EXERCISE DETAILS ::
Resume the walkthrough below on modeling hospital infection risk, writing the next few sentences after its final line.

Therefore the final model is \(Y_{ij} = \beta_0 + \beta_1x_{i1} + \beta_2x_{i2} + \beta_3x_{i3} + \beta_4x_{ij} + \beta_5x_{i4}\)
where
Now that we have our final model, we should check for outliers and leverage points. Cook’s distance check’s for both of these things.
cook <- cooks.distance(lm3)
halfnorm(cook, nlab = 3, ylab = "Cook's Distance")
Based on the Cook’s Distance plot we should examine what happens to the fit of our model when we remove observation 8. Below is the fitted model without observation 8.
senic_nurses_8 <- senic_nurses[-8,]
lm4 <- lm(Infection.risk ~ . -Age -Facilities, data = senic_nurses_8)
summary(lm4)
##
## Call:
## lm(formula = Infection.risk ~ . - Age - Facilities, data = senic_nurses_8)
##
## Residuals:
## Min 1Q Median 3Q Max
## -1.67699 -0.55303 -0.03873 0.51799 2.11012
##
## Coefficients:
## Estimate Std. Error t value Pr(>|t|)
## (Intercept) -3.424266 0.865314 -3.957 0.00014 ***
## Length.of.stay 0.238428 0.054594 4.367 3.00e-05 ***
## Culture 0.058346 0.010117 5.767 8.51e-08 ***
## X.ray 0.008859 0.004868 1.820 0.07170 .
## Med.school2 0.537932 0.265443 2.027 0.04529 *
## Region2 0.378785 0.237428 1.595 0.11369
## Region3 0.284738 0.238721 1.193 0.23570
## Region4 1.043403 0.306603 3.403 0.00095 ***
## log_nurses 0.630217 0.116648 5.403 4.25e-07 ***
## ---
## Signif. codes: 0 '***' 0.001 '**' 0.01 '*' 0.05 '.' 0.1 ' ' 1
##
## Residual standard error: 0.8399 on 103 degrees of freedom
## Multiple R-squared: 0.6372, Adjusted R-squared: 0.609
## F-statistic: 22.61 on 8 and 103 DF, p-value: < 2.2e-16
Additionally, we re-examine the residuals.

RECORD SET ::
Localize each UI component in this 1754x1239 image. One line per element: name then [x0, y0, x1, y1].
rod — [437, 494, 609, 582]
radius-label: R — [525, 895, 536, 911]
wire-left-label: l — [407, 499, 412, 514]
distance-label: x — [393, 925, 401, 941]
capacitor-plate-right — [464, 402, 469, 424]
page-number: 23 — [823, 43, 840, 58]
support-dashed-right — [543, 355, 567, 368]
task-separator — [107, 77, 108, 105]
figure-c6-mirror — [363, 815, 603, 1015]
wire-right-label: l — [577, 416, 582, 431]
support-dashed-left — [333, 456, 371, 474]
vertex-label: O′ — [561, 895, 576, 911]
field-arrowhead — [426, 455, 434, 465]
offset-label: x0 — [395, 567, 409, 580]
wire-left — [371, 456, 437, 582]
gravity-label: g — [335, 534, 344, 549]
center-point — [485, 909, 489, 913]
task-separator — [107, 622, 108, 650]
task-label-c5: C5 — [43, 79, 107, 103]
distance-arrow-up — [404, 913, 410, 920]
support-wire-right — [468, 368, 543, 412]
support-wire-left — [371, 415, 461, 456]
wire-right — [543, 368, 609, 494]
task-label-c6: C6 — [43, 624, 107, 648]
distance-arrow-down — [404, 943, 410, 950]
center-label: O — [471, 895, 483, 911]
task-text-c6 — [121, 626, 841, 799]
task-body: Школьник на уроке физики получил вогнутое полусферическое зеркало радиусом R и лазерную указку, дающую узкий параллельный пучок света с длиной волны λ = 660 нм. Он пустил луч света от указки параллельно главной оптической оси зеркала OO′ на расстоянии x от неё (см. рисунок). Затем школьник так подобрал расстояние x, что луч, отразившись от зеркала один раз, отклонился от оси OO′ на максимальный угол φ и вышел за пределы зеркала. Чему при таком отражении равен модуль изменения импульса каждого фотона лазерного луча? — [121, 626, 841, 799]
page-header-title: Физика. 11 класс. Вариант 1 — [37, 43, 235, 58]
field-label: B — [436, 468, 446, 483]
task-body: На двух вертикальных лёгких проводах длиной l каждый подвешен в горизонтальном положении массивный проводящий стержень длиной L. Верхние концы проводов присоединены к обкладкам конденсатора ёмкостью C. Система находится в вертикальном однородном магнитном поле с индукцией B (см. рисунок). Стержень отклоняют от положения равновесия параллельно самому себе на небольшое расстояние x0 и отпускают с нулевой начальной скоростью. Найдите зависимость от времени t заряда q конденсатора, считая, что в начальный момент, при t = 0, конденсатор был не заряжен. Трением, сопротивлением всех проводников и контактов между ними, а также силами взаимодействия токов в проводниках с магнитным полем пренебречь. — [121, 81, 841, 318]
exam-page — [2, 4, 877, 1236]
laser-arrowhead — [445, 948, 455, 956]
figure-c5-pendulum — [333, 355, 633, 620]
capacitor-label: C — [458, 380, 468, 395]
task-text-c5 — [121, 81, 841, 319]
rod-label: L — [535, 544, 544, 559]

RESPONSE AREA ::
plot(lm4$fitted.values, lm4$residuals)
qqnorm(lm4$residuals)
Since the coefficients of the model did not change much and only X.ray
changed from being statistically significant at the 5% level to statistically significant at the 10% level, we can keep observation 8 in the analysis but we should examine how it compares with the other observations.
Additionally, it would be interesting to plot Infection.Risk
against the fitted values and against the residuals of our final model above to see if there are infact modelling the infection risk well.
plot(lm3$fitted.values, senic$Infection.risk, main = "Fitted Values against Infection Risk")
lines(quantile(senic$Infection.risk, c(0.01, 0.99)), quantile(senic$Infection.risk, c(0.01, 0.99)), col = "red")
plot(senic$Infection.risk, lm3$residuals)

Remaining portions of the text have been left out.